** Begin **

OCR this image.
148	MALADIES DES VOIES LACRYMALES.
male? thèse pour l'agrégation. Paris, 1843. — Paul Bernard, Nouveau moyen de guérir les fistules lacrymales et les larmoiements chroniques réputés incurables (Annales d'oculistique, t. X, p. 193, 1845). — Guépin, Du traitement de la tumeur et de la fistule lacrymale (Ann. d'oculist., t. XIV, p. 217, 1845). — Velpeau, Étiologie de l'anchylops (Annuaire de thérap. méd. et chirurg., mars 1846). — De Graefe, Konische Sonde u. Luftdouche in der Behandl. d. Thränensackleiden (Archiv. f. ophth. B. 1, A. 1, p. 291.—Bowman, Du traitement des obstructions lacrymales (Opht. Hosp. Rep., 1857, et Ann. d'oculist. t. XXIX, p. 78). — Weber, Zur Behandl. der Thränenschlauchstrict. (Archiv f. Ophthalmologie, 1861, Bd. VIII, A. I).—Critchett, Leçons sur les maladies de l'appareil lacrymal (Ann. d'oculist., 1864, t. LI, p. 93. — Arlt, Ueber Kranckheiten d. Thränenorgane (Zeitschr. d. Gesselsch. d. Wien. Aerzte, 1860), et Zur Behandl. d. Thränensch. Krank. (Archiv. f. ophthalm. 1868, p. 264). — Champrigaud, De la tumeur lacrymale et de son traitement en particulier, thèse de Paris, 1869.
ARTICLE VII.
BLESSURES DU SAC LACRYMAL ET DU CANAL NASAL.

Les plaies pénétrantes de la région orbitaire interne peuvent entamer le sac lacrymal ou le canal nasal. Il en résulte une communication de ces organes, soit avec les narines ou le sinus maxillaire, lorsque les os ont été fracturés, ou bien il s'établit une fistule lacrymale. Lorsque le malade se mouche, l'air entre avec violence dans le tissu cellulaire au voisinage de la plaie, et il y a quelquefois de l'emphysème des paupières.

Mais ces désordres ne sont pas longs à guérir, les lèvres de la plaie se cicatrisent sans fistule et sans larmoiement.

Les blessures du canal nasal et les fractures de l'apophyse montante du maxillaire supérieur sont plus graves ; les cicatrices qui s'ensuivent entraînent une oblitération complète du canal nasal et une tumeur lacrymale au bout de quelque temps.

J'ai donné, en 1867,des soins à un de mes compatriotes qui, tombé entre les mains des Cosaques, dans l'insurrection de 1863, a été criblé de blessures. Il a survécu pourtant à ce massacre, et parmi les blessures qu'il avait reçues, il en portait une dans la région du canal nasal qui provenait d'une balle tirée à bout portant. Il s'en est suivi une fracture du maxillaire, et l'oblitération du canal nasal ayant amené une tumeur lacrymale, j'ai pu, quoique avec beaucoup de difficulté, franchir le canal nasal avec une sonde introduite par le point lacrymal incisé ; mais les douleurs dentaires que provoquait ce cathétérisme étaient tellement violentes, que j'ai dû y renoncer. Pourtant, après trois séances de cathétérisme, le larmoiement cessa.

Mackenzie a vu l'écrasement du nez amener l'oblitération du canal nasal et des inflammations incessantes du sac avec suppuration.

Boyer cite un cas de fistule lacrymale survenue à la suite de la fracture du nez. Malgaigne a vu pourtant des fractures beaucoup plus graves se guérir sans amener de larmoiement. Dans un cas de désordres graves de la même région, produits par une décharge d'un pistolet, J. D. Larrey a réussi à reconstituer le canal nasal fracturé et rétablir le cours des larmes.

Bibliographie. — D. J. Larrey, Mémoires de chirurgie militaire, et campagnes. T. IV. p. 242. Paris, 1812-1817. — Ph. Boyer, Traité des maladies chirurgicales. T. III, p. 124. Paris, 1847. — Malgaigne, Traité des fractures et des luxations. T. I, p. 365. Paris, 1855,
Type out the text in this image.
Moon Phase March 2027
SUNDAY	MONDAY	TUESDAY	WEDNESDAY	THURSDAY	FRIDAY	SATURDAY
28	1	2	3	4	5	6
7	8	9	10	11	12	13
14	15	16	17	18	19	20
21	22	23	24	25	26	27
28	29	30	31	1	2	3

** End **

» What to produce:
Extract the data in full. Keep it word for word.

» Solution:
OCR this image.
148	MALADIES DES VOIES LACRYMALES.
male? thèse pour l'agrégation. Paris, 1843. — Paul Bernard, Nouveau moyen de guérir les fistules lacrymales et les larmoiements chroniques réputés incurables (Annales d'oculistique, t. X, p. 193, 1845). — Guépin, Du traitement de la tumeur et de la fistule lacrymale (Ann. d'oculist., t. XIV, p. 217, 1845). — Velpeau, Étiologie de l'anchylops (Annuaire de thérap. méd. et chirurg., mars 1846). — De Graefe, Konische Sonde u. Luftdouche in der Behandl. d. Thränensackleiden (Archiv. f. ophth. B. 1, A. 1, p. 291.—Bowman, Du traitement des obstructions lacrymales (Opht. Hosp. Rep., 1857, et Ann. d'oculist. t. XXIX, p. 78). — Weber, Zur Behandl. der Thränenschlauchstrict. (Archiv f. Ophthalmologie, 1861, Bd. VIII, A. I).—Critchett, Leçons sur les maladies de l'appareil lacrymal (Ann. d'oculist., 1864, t. LI, p. 93. — Arlt, Ueber Kranckheiten d. Thränenorgane (Zeitschr. d. Gesselsch. d. Wien. Aerzte, 1860), et Zur Behandl. d. Thränensch. Krank. (Archiv. f. ophthalm. 1868, p. 264). — Champrigaud, De la tumeur lacrymale et de son traitement en particulier, thèse de Paris, 1869.
ARTICLE VII.
BLESSURES DU SAC LACRYMAL ET DU CANAL NASAL.

Les plaies pénétrantes de la région orbitaire interne peuvent entamer le sac lacrymal ou le canal nasal. Il en résulte une communication de ces organes, soit avec les narines ou le sinus maxillaire, lorsque les os ont été fracturés, ou bien il s'établit une fistule lacrymale. Lorsque le malade se mouche, l'air entre avec violence dans le tissu cellulaire au voisinage de la plaie, et il y a quelquefois de l'emphysème des paupières.

Mais ces désordres ne sont pas longs à guérir, les lèvres de la plaie se cicatrisent sans fistule et sans larmoiement.

Les blessures du canal nasal et les fractures de l'apophyse montante du maxillaire supérieur sont plus graves ; les cicatrices qui s'ensuivent entraînent une oblitération complète du canal nasal et une tumeur lacrymale au bout de quelque temps.

J'ai donné, en 1867,des soins à un de mes compatriotes qui, tombé entre les mains des Cosaques, dans l'insurrection de 1863, a été criblé de blessures. Il a survécu pourtant à ce massacre, et parmi les blessures qu'il avait reçues, il en portait une dans la région du canal nasal qui provenait d'une balle tirée à bout portant. Il s'en est suivi une fracture du maxillaire, et l'oblitération du canal nasal ayant amené une tumeur lacrymale, j'ai pu, quoique avec beaucoup de difficulté, franchir le canal nasal avec une sonde introduite par le point lacrymal incisé ; mais les douleurs dentaires que provoquait ce cathétérisme étaient tellement violentes, que j'ai dû y renoncer. Pourtant, après trois séances de cathétérisme, le larmoiement cessa.

Mackenzie a vu l'écrasement du nez amener l'oblitération du canal nasal et des inflammations incessantes du sac avec suppuration.

Boyer cite un cas de fistule lacrymale survenue à la suite de la fracture du nez. Malgaigne a vu pourtant des fractures beaucoup plus graves se guérir sans amener de larmoiement. Dans un cas de désordres graves de la même région, produits par une décharge d'un pistolet, J. D. Larrey a réussi à reconstituer le canal nasal fracturé et rétablir le cours des larmes.

Bibliographie. — D. J. Larrey, Mémoires de chirurgie militaire, et campagnes. T. IV. p. 242. Paris, 1812-1817. — Ph. Boyer, Traité des maladies chirurgicales. T. III, p. 124. Paris, 1847. — Malgaigne, Traité des fractures et des luxations. T. I, p. 365. Paris, 1855,
Type out the text in this image.
Moon Phase March 2027
SUNDAY	MONDAY	TUESDAY	WEDNESDAY	THURSDAY	FRIDAY	SATURDAY
28	1	2	3	4	5	6
7	8	9	10	11	12	13
14	15	16	17	18	19	20
21	22	23	24	25	26	27
28	29	30	31	1	2	3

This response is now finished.